▸ AIM: Quote every line as written. Omit pictures.

(A run of records)
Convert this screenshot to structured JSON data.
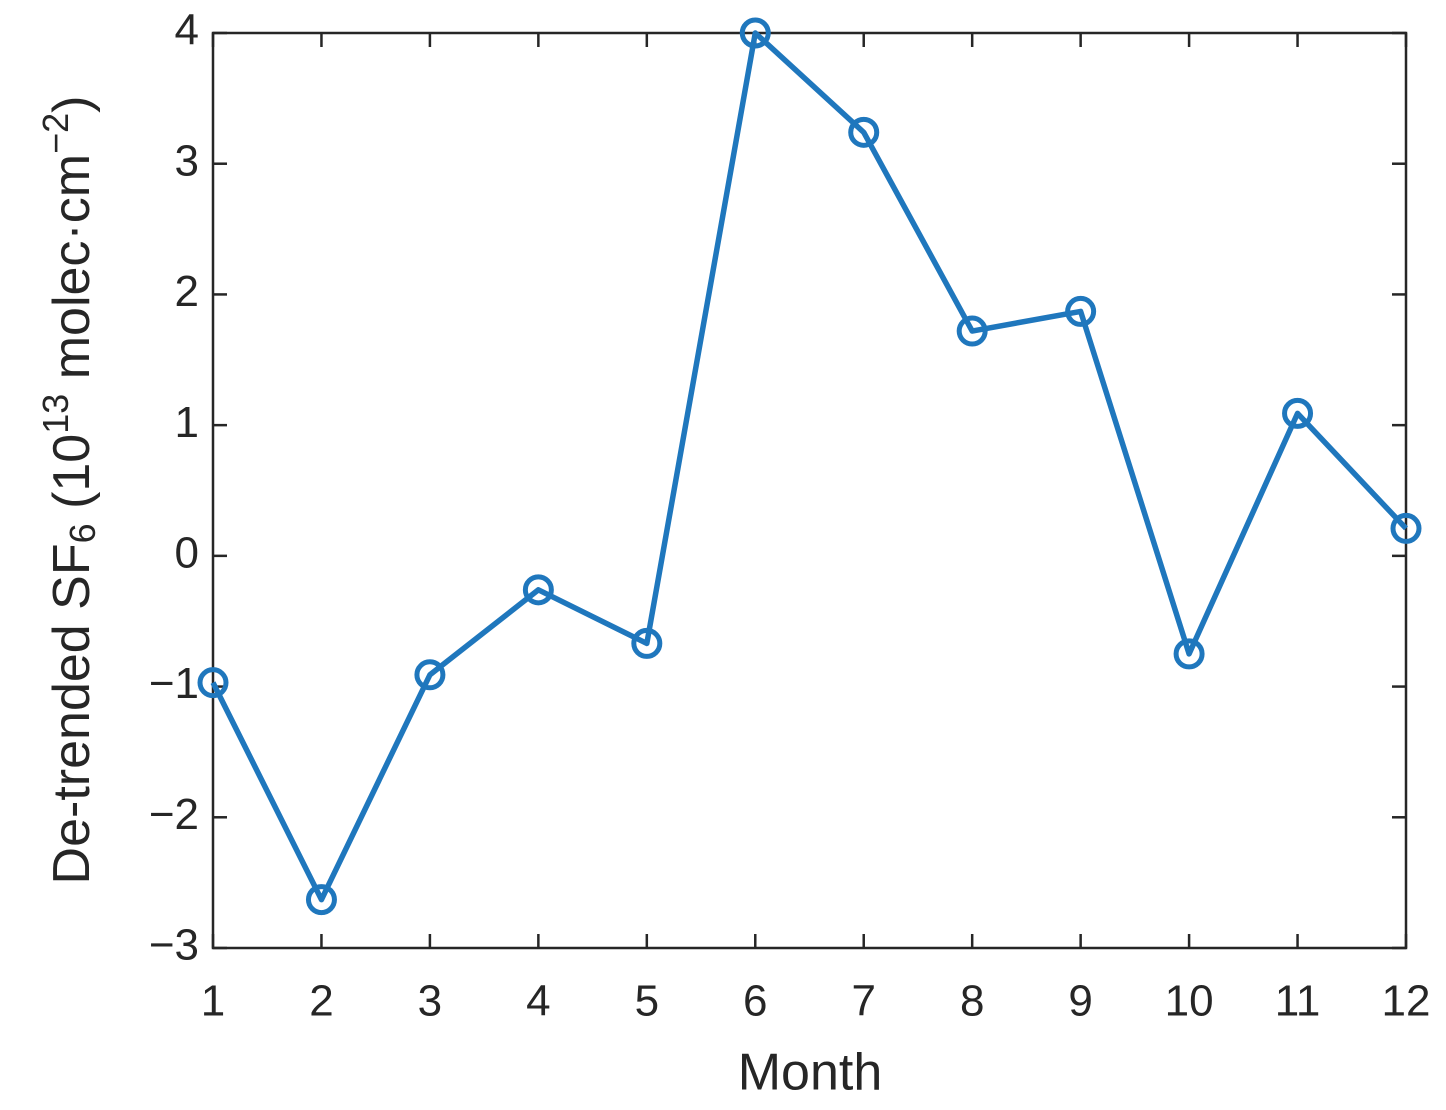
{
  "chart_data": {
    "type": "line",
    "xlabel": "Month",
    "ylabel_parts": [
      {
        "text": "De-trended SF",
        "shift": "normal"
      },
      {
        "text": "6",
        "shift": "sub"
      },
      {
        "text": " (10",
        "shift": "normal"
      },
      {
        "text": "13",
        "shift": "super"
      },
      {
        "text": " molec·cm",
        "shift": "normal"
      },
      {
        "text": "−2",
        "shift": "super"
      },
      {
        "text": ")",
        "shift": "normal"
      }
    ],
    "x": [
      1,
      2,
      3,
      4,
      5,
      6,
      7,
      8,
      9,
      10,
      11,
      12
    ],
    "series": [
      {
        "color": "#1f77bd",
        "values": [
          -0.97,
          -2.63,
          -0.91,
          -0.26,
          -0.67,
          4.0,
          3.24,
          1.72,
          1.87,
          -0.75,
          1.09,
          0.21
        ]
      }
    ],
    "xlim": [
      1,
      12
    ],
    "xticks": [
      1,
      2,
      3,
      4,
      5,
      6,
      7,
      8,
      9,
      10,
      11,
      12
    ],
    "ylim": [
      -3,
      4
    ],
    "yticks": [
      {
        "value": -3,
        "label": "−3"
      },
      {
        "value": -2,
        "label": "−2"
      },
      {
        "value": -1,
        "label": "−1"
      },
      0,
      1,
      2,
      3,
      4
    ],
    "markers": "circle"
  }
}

▸ FINISHED ANSWER:
Convert this screenshot to structured JSON data.
{
  "chart_data": {
    "type": "line",
    "xlabel": "Month",
    "ylabel_parts": [
      {
        "text": "De-trended SF",
        "shift": "normal"
      },
      {
        "text": "6",
        "shift": "sub"
      },
      {
        "text": " (10",
        "shift": "normal"
      },
      {
        "text": "13",
        "shift": "super"
      },
      {
        "text": " molec·cm",
        "shift": "normal"
      },
      {
        "text": "−2",
        "shift": "super"
      },
      {
        "text": ")",
        "shift": "normal"
      }
    ],
    "x": [
      1,
      2,
      3,
      4,
      5,
      6,
      7,
      8,
      9,
      10,
      11,
      12
    ],
    "series": [
      {
        "color": "#1f77bd",
        "values": [
          -0.97,
          -2.63,
          -0.91,
          -0.26,
          -0.67,
          4.0,
          3.24,
          1.72,
          1.87,
          -0.75,
          1.09,
          0.21
        ]
      }
    ],
    "xlim": [
      1,
      12
    ],
    "xticks": [
      1,
      2,
      3,
      4,
      5,
      6,
      7,
      8,
      9,
      10,
      11,
      12
    ],
    "ylim": [
      -3,
      4
    ],
    "yticks": [
      {
        "value": -3,
        "label": "−3"
      },
      {
        "value": -2,
        "label": "−2"
      },
      {
        "value": -1,
        "label": "−1"
      },
      0,
      1,
      2,
      3,
      4
    ],
    "markers": "circle"
  }
}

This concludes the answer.